__Entries__.

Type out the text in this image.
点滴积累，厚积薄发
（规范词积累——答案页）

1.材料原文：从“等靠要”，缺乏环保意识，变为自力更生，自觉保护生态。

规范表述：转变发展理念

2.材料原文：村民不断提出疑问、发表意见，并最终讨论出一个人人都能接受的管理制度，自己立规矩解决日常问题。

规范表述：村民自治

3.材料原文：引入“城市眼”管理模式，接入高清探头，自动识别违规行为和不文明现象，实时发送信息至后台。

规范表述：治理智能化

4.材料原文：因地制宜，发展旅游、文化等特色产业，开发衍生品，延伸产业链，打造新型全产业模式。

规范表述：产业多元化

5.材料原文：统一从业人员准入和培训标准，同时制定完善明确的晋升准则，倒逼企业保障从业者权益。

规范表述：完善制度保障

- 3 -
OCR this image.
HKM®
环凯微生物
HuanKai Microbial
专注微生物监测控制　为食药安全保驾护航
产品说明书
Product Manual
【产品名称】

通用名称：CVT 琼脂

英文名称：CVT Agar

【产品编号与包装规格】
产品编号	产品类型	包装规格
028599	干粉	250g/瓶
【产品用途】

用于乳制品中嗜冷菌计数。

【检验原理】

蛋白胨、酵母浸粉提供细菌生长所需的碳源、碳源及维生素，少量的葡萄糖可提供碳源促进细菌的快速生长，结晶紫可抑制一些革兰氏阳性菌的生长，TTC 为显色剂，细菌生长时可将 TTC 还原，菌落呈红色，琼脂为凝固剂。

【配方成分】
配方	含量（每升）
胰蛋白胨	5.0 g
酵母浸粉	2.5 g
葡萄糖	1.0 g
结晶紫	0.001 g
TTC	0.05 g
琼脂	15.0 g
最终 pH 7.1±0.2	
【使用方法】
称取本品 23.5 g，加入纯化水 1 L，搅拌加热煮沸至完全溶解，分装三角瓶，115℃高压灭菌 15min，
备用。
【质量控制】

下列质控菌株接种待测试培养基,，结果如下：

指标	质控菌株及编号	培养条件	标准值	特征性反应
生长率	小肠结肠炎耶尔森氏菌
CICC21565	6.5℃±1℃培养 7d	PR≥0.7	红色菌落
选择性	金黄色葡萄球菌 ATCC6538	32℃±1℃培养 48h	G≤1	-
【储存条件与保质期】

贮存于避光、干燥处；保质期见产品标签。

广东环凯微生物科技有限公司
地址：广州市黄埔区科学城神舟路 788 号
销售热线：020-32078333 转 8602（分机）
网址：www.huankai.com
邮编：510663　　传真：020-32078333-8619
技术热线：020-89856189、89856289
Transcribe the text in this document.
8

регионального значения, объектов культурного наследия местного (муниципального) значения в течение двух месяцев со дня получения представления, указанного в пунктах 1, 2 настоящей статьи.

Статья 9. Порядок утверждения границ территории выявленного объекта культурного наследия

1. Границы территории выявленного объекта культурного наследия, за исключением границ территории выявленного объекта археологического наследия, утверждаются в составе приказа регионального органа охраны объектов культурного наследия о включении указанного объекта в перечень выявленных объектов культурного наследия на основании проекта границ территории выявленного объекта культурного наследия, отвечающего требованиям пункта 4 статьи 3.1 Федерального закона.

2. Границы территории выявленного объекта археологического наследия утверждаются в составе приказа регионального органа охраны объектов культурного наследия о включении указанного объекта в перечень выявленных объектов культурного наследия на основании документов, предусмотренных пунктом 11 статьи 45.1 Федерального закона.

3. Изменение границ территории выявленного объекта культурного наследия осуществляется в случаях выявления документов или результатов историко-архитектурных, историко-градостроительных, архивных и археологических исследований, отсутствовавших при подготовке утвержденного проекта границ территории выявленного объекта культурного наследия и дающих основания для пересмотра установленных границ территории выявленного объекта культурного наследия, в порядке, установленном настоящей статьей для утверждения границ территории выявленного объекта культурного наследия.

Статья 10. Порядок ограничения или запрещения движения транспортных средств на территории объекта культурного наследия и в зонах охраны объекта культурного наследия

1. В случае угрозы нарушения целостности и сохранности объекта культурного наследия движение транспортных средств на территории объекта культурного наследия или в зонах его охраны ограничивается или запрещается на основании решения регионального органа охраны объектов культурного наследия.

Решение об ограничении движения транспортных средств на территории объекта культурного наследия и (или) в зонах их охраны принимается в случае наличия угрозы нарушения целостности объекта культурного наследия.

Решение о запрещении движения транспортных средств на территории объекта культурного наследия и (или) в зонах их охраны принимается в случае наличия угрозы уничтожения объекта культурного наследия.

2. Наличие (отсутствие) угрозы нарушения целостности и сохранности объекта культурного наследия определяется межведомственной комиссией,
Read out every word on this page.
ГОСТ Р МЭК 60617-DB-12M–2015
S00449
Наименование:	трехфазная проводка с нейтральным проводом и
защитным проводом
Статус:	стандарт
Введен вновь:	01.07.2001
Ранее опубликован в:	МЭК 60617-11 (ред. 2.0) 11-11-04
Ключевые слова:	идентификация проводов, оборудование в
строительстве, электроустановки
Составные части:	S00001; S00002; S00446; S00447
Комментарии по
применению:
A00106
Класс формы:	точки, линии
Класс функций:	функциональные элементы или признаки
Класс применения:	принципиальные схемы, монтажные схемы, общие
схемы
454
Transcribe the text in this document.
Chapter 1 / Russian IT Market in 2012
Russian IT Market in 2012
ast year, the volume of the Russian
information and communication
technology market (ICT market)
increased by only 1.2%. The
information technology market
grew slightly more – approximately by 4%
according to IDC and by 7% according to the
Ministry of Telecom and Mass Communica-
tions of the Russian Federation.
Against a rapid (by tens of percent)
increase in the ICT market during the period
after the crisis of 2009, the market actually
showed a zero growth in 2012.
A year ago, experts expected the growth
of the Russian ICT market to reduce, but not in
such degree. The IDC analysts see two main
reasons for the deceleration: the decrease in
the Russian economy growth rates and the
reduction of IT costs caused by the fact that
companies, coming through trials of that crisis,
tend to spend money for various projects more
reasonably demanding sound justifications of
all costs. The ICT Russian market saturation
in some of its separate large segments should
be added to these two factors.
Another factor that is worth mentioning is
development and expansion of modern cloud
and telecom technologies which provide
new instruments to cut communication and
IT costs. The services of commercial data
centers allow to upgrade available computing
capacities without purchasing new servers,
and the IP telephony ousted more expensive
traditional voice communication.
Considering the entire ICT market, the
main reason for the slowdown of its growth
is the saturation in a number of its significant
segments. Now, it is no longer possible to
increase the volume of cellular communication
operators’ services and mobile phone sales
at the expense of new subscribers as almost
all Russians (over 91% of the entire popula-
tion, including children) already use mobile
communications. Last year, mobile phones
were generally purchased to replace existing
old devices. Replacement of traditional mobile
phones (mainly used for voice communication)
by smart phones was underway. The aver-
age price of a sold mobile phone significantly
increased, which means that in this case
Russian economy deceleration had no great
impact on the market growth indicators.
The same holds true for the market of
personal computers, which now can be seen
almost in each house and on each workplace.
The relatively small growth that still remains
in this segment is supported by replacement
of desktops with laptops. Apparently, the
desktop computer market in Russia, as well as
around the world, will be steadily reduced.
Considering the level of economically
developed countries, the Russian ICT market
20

__Problem to work on__. Quote each line above in full, word for word.

__Result for this task__.
Type out the text in this image.
点滴积累，厚积薄发
（规范词积累——答案页）

1.材料原文：从“等靠要”，缺乏环保意识，变为自力更生，自觉保护生态。

规范表述：转变发展理念

2.材料原文：村民不断提出疑问、发表意见，并最终讨论出一个人人都能接受的管理制度，自己立规矩解决日常问题。

规范表述：村民自治

3.材料原文：引入“城市眼”管理模式，接入高清探头，自动识别违规行为和不文明现象，实时发送信息至后台。

规范表述：治理智能化

4.材料原文：因地制宜，发展旅游、文化等特色产业，开发衍生品，延伸产业链，打造新型全产业模式。

规范表述：产业多元化

5.材料原文：统一从业人员准入和培训标准，同时制定完善明确的晋升准则，倒逼企业保障从业者权益。

规范表述：完善制度保障

- 3 -
OCR this image.
HKM®
环凯微生物
HuanKai Microbial
专注微生物监测控制　为食药安全保驾护航
产品说明书
Product Manual
【产品名称】

通用名称：CVT 琼脂

英文名称：CVT Agar

【产品编号与包装规格】
产品编号	产品类型	包装规格
028599	干粉	250g/瓶
【产品用途】

用于乳制品中嗜冷菌计数。

【检验原理】

蛋白胨、酵母浸粉提供细菌生长所需的碳源、碳源及维生素，少量的葡萄糖可提供碳源促进细菌的快速生长，结晶紫可抑制一些革兰氏阳性菌的生长，TTC 为显色剂，细菌生长时可将 TTC 还原，菌落呈红色，琼脂为凝固剂。

【配方成分】
配方	含量（每升）
胰蛋白胨	5.0 g
酵母浸粉	2.5 g
葡萄糖	1.0 g
结晶紫	0.001 g
TTC	0.05 g
琼脂	15.0 g
最终 pH 7.1±0.2	
【使用方法】
称取本品 23.5 g，加入纯化水 1 L，搅拌加热煮沸至完全溶解，分装三角瓶，115℃高压灭菌 15min，
备用。
【质量控制】

下列质控菌株接种待测试培养基,，结果如下：

指标	质控菌株及编号	培养条件	标准值	特征性反应
生长率	小肠结肠炎耶尔森氏菌
CICC21565	6.5℃±1℃培养 7d	PR≥0.7	红色菌落
选择性	金黄色葡萄球菌 ATCC6538	32℃±1℃培养 48h	G≤1	-
【储存条件与保质期】

贮存于避光、干燥处；保质期见产品标签。

广东环凯微生物科技有限公司
地址：广州市黄埔区科学城神舟路 788 号
销售热线：020-32078333 转 8602（分机）
网址：www.huankai.com
邮编：510663　　传真：020-32078333-8619
技术热线：020-89856189、89856289
Transcribe the text in this document.
8

регионального значения, объектов культурного наследия местного (муниципального) значения в течение двух месяцев со дня получения представления, указанного в пунктах 1, 2 настоящей статьи.

Статья 9. Порядок утверждения границ территории выявленного объекта культурного наследия

1. Границы территории выявленного объекта культурного наследия, за исключением границ территории выявленного объекта археологического наследия, утверждаются в составе приказа регионального органа охраны объектов культурного наследия о включении указанного объекта в перечень выявленных объектов культурного наследия на основании проекта границ территории выявленного объекта культурного наследия, отвечающего требованиям пункта 4 статьи 3.1 Федерального закона.

2. Границы территории выявленного объекта археологического наследия утверждаются в составе приказа регионального органа охраны объектов культурного наследия о включении указанного объекта в перечень выявленных объектов культурного наследия на основании документов, предусмотренных пунктом 11 статьи 45.1 Федерального закона.

3. Изменение границ территории выявленного объекта культурного наследия осуществляется в случаях выявления документов или результатов историко-архитектурных, историко-градостроительных, архивных и археологических исследований, отсутствовавших при подготовке утвержденного проекта границ территории выявленного объекта культурного наследия и дающих основания для пересмотра установленных границ территории выявленного объекта культурного наследия, в порядке, установленном настоящей статьей для утверждения границ территории выявленного объекта культурного наследия.

Статья 10. Порядок ограничения или запрещения движения транспортных средств на территории объекта культурного наследия и в зонах охраны объекта культурного наследия

1. В случае угрозы нарушения целостности и сохранности объекта культурного наследия движение транспортных средств на территории объекта культурного наследия или в зонах его охраны ограничивается или запрещается на основании решения регионального органа охраны объектов культурного наследия.

Решение об ограничении движения транспортных средств на территории объекта культурного наследия и (или) в зонах их охраны принимается в случае наличия угрозы нарушения целостности объекта культурного наследия.

Решение о запрещении движения транспортных средств на территории объекта культурного наследия и (или) в зонах их охраны принимается в случае наличия угрозы уничтожения объекта культурного наследия.

2. Наличие (отсутствие) угрозы нарушения целостности и сохранности объекта культурного наследия определяется межведомственной комиссией,
Read out every word on this page.
ГОСТ Р МЭК 60617-DB-12M–2015
S00449
Наименование:	трехфазная проводка с нейтральным проводом и
защитным проводом
Статус:	стандарт
Введен вновь:	01.07.2001
Ранее опубликован в:	МЭК 60617-11 (ред. 2.0) 11-11-04
Ключевые слова:	идентификация проводов, оборудование в
строительстве, электроустановки
Составные части:	S00001; S00002; S00446; S00447
Комментарии по
применению:
A00106
Класс формы:	точки, линии
Класс функций:	функциональные элементы или признаки
Класс применения:	принципиальные схемы, монтажные схемы, общие
схемы
454
Transcribe the text in this document.
Chapter 1 / Russian IT Market in 2012
Russian IT Market in 2012
ast year, the volume of the Russian
information and communication
technology market (ICT market)
increased by only 1.2%. The
information technology market
grew slightly more – approximately by 4%
according to IDC and by 7% according to the
Ministry of Telecom and Mass Communica-
tions of the Russian Federation.
Against a rapid (by tens of percent)
increase in the ICT market during the period
after the crisis of 2009, the market actually
showed a zero growth in 2012.
A year ago, experts expected the growth
of the Russian ICT market to reduce, but not in
such degree. The IDC analysts see two main
reasons for the deceleration: the decrease in
the Russian economy growth rates and the
reduction of IT costs caused by the fact that
companies, coming through trials of that crisis,
tend to spend money for various projects more
reasonably demanding sound justifications of
all costs. The ICT Russian market saturation
in some of its separate large segments should
be added to these two factors.
Another factor that is worth mentioning is
development and expansion of modern cloud
and telecom technologies which provide
new instruments to cut communication and
IT costs. The services of commercial data
centers allow to upgrade available computing
capacities without purchasing new servers,
and the IP telephony ousted more expensive
traditional voice communication.
Considering the entire ICT market, the
main reason for the slowdown of its growth
is the saturation in a number of its significant
segments. Now, it is no longer possible to
increase the volume of cellular communication
operators’ services and mobile phone sales
at the expense of new subscribers as almost
all Russians (over 91% of the entire popula-
tion, including children) already use mobile
communications. Last year, mobile phones
were generally purchased to replace existing
old devices. Replacement of traditional mobile
phones (mainly used for voice communication)
by smart phones was underway. The aver-
age price of a sold mobile phone significantly
increased, which means that in this case
Russian economy deceleration had no great
impact on the market growth indicators.
The same holds true for the market of
personal computers, which now can be seen
almost in each house and on each workplace.
The relatively small growth that still remains
in this segment is supported by replacement
of desktops with laptops. Apparently, the
desktop computer market in Russia, as well as
around the world, will be steadily reduced.
Considering the level of economically
developed countries, the Russian ICT market
20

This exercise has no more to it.